= Short task =
Write out each line beneath this one exactly as it reads.

Start of Dataset content

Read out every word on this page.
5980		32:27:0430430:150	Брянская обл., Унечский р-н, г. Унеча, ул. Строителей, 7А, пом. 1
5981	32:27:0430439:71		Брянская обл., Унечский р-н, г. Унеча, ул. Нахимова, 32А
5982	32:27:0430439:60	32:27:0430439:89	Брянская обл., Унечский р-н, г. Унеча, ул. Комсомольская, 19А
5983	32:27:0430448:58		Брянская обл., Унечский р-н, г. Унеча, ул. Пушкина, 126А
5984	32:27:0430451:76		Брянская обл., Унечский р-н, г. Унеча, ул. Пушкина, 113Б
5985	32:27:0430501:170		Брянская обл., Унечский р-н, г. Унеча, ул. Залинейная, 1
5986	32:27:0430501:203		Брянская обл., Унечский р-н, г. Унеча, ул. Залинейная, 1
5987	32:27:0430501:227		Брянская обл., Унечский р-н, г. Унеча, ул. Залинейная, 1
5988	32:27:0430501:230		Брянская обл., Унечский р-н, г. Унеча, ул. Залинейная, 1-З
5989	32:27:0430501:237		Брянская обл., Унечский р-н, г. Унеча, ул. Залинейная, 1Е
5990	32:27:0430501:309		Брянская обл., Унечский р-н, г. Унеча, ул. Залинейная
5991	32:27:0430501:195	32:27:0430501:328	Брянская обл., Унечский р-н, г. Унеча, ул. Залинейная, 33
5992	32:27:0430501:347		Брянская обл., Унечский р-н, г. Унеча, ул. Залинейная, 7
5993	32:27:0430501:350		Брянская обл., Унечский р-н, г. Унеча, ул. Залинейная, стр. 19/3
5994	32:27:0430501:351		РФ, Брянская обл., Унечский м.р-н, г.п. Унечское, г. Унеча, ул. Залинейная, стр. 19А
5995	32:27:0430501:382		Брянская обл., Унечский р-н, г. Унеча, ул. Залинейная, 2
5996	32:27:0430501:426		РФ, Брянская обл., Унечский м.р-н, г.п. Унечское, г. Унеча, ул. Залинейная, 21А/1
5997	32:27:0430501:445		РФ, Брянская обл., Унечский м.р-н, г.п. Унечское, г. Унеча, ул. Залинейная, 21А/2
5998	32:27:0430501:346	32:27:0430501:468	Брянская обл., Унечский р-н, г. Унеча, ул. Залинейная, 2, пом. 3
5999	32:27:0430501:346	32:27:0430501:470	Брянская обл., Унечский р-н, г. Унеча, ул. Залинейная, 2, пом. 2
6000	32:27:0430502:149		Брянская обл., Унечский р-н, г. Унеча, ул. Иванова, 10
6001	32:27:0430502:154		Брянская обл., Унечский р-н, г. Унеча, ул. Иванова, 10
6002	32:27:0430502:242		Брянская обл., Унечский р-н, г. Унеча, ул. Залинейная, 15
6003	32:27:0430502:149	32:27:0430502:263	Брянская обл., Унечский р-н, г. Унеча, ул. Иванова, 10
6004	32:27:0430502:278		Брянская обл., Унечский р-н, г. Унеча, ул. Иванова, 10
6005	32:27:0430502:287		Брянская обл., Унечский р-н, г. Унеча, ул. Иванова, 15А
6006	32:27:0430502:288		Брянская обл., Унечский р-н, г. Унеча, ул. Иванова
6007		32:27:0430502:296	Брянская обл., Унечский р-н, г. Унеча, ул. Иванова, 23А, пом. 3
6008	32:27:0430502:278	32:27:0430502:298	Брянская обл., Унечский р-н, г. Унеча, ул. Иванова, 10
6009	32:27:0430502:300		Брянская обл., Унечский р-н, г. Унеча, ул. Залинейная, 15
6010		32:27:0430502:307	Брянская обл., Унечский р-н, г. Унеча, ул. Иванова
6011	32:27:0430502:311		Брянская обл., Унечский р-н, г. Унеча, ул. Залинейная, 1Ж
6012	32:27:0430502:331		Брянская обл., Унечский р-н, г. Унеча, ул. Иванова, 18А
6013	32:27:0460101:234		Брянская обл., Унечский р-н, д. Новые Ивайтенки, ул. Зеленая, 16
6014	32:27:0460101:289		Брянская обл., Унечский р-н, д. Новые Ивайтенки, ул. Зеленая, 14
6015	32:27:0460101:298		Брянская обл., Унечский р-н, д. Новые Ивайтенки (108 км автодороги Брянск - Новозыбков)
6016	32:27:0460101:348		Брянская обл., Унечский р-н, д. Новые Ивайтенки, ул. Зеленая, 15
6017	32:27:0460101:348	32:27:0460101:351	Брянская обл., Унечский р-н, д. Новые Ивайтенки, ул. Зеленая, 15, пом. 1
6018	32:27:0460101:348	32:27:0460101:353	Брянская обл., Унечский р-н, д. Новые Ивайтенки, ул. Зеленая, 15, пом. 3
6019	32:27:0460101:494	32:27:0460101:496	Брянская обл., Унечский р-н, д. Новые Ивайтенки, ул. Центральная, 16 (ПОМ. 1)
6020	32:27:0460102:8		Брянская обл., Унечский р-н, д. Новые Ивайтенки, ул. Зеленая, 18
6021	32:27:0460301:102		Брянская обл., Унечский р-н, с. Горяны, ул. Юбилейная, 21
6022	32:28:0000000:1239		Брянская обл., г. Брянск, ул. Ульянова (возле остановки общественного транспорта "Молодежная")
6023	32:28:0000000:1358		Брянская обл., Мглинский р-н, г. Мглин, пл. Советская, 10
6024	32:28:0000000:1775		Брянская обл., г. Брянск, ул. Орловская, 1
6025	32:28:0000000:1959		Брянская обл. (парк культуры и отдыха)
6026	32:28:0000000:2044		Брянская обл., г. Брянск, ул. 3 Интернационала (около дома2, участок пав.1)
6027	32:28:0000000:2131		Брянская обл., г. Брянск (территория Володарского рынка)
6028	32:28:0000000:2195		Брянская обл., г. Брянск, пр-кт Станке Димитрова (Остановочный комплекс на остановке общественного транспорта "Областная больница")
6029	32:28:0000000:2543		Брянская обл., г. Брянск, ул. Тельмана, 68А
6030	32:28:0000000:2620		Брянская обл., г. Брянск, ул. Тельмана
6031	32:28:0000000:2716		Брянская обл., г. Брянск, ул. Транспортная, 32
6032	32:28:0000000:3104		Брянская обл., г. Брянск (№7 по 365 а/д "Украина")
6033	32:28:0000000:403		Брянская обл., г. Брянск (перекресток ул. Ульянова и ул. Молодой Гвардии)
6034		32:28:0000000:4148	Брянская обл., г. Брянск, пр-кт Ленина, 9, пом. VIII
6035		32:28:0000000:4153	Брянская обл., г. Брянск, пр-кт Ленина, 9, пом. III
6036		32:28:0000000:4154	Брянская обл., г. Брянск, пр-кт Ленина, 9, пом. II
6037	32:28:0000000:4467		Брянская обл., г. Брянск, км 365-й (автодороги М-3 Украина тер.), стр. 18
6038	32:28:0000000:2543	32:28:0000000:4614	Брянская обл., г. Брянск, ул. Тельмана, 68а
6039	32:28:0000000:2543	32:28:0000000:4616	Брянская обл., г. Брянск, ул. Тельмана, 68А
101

End of Dataset content

= Exercise response =
Read out every word on this page.
5980		32:27:0430430:150	Брянская обл., Унечский р-н, г. Унеча, ул. Строителей, 7А, пом. 1
5981	32:27:0430439:71		Брянская обл., Унечский р-н, г. Унеча, ул. Нахимова, 32А
5982	32:27:0430439:60	32:27:0430439:89	Брянская обл., Унечский р-н, г. Унеча, ул. Комсомольская, 19А
5983	32:27:0430448:58		Брянская обл., Унечский р-н, г. Унеча, ул. Пушкина, 126А
5984	32:27:0430451:76		Брянская обл., Унечский р-н, г. Унеча, ул. Пушкина, 113Б
5985	32:27:0430501:170		Брянская обл., Унечский р-н, г. Унеча, ул. Залинейная, 1
5986	32:27:0430501:203		Брянская обл., Унечский р-н, г. Унеча, ул. Залинейная, 1
5987	32:27:0430501:227		Брянская обл., Унечский р-н, г. Унеча, ул. Залинейная, 1
5988	32:27:0430501:230		Брянская обл., Унечский р-н, г. Унеча, ул. Залинейная, 1-З
5989	32:27:0430501:237		Брянская обл., Унечский р-н, г. Унеча, ул. Залинейная, 1Е
5990	32:27:0430501:309		Брянская обл., Унечский р-н, г. Унеча, ул. Залинейная
5991	32:27:0430501:195	32:27:0430501:328	Брянская обл., Унечский р-н, г. Унеча, ул. Залинейная, 33
5992	32:27:0430501:347		Брянская обл., Унечский р-н, г. Унеча, ул. Залинейная, 7
5993	32:27:0430501:350		Брянская обл., Унечский р-н, г. Унеча, ул. Залинейная, стр. 19/3
5994	32:27:0430501:351		РФ, Брянская обл., Унечский м.р-н, г.п. Унечское, г. Унеча, ул. Залинейная, стр. 19А
5995	32:27:0430501:382		Брянская обл., Унечский р-н, г. Унеча, ул. Залинейная, 2
5996	32:27:0430501:426		РФ, Брянская обл., Унечский м.р-н, г.п. Унечское, г. Унеча, ул. Залинейная, 21А/1
5997	32:27:0430501:445		РФ, Брянская обл., Унечский м.р-н, г.п. Унечское, г. Унеча, ул. Залинейная, 21А/2
5998	32:27:0430501:346	32:27:0430501:468	Брянская обл., Унечский р-н, г. Унеча, ул. Залинейная, 2, пом. 3
5999	32:27:0430501:346	32:27:0430501:470	Брянская обл., Унечский р-н, г. Унеча, ул. Залинейная, 2, пом. 2
6000	32:27:0430502:149		Брянская обл., Унечский р-н, г. Унеча, ул. Иванова, 10
6001	32:27:0430502:154		Брянская обл., Унечский р-н, г. Унеча, ул. Иванова, 10
6002	32:27:0430502:242		Брянская обл., Унечский р-н, г. Унеча, ул. Залинейная, 15
6003	32:27:0430502:149	32:27:0430502:263	Брянская обл., Унечский р-н, г. Унеча, ул. Иванова, 10
6004	32:27:0430502:278		Брянская обл., Унечский р-н, г. Унеча, ул. Иванова, 10
6005	32:27:0430502:287		Брянская обл., Унечский р-н, г. Унеча, ул. Иванова, 15А
6006	32:27:0430502:288		Брянская обл., Унечский р-н, г. Унеча, ул. Иванова
6007		32:27:0430502:296	Брянская обл., Унечский р-н, г. Унеча, ул. Иванова, 23А, пом. 3
6008	32:27:0430502:278	32:27:0430502:298	Брянская обл., Унечский р-н, г. Унеча, ул. Иванова, 10
6009	32:27:0430502:300		Брянская обл., Унечский р-н, г. Унеча, ул. Залинейная, 15
6010		32:27:0430502:307	Брянская обл., Унечский р-н, г. Унеча, ул. Иванова
6011	32:27:0430502:311		Брянская обл., Унечский р-н, г. Унеча, ул. Залинейная, 1Ж
6012	32:27:0430502:331		Брянская обл., Унечский р-н, г. Унеча, ул. Иванова, 18А
6013	32:27:0460101:234		Брянская обл., Унечский р-н, д. Новые Ивайтенки, ул. Зеленая, 16
6014	32:27:0460101:289		Брянская обл., Унечский р-н, д. Новые Ивайтенки, ул. Зеленая, 14
6015	32:27:0460101:298		Брянская обл., Унечский р-н, д. Новые Ивайтенки (108 км автодороги Брянск - Новозыбков)
6016	32:27:0460101:348		Брянская обл., Унечский р-н, д. Новые Ивайтенки, ул. Зеленая, 15
6017	32:27:0460101:348	32:27:0460101:351	Брянская обл., Унечский р-н, д. Новые Ивайтенки, ул. Зеленая, 15, пом. 1
6018	32:27:0460101:348	32:27:0460101:353	Брянская обл., Унечский р-н, д. Новые Ивайтенки, ул. Зеленая, 15, пом. 3
6019	32:27:0460101:494	32:27:0460101:496	Брянская обл., Унечский р-н, д. Новые Ивайтенки, ул. Центральная, 16 (ПОМ. 1)
6020	32:27:0460102:8		Брянская обл., Унечский р-н, д. Новые Ивайтенки, ул. Зеленая, 18
6021	32:27:0460301:102		Брянская обл., Унечский р-н, с. Горяны, ул. Юбилейная, 21
6022	32:28:0000000:1239		Брянская обл., г. Брянск, ул. Ульянова (возле остановки общественного транспорта "Молодежная")
6023	32:28:0000000:1358		Брянская обл., Мглинский р-н, г. Мглин, пл. Советская, 10
6024	32:28:0000000:1775		Брянская обл., г. Брянск, ул. Орловская, 1
6025	32:28:0000000:1959		Брянская обл. (парк культуры и отдыха)
6026	32:28:0000000:2044		Брянская обл., г. Брянск, ул. 3 Интернационала (около дома2, участок пав.1)
6027	32:28:0000000:2131		Брянская обл., г. Брянск (территория Володарского рынка)
6028	32:28:0000000:2195		Брянская обл., г. Брянск, пр-кт Станке Димитрова (Остановочный комплекс на остановке общественного транспорта "Областная больница")
6029	32:28:0000000:2543		Брянская обл., г. Брянск, ул. Тельмана, 68А
6030	32:28:0000000:2620		Брянская обл., г. Брянск, ул. Тельмана
6031	32:28:0000000:2716		Брянская обл., г. Брянск, ул. Транспортная, 32
6032	32:28:0000000:3104		Брянская обл., г. Брянск (№7 по 365 а/д "Украина")
6033	32:28:0000000:403		Брянская обл., г. Брянск (перекресток ул. Ульянова и ул. Молодой Гвардии)
6034		32:28:0000000:4148	Брянская обл., г. Брянск, пр-кт Ленина, 9, пом. VIII
6035		32:28:0000000:4153	Брянская обл., г. Брянск, пр-кт Ленина, 9, пом. III
6036		32:28:0000000:4154	Брянская обл., г. Брянск, пр-кт Ленина, 9, пом. II
6037	32:28:0000000:4467		Брянская обл., г. Брянск, км 365-й (автодороги М-3 Украина тер.), стр. 18
6038	32:28:0000000:2543	32:28:0000000:4614	Брянская обл., г. Брянск, ул. Тельмана, 68а
6039	32:28:0000000:2543	32:28:0000000:4616	Брянская обл., г. Брянск, ул. Тельмана, 68А
101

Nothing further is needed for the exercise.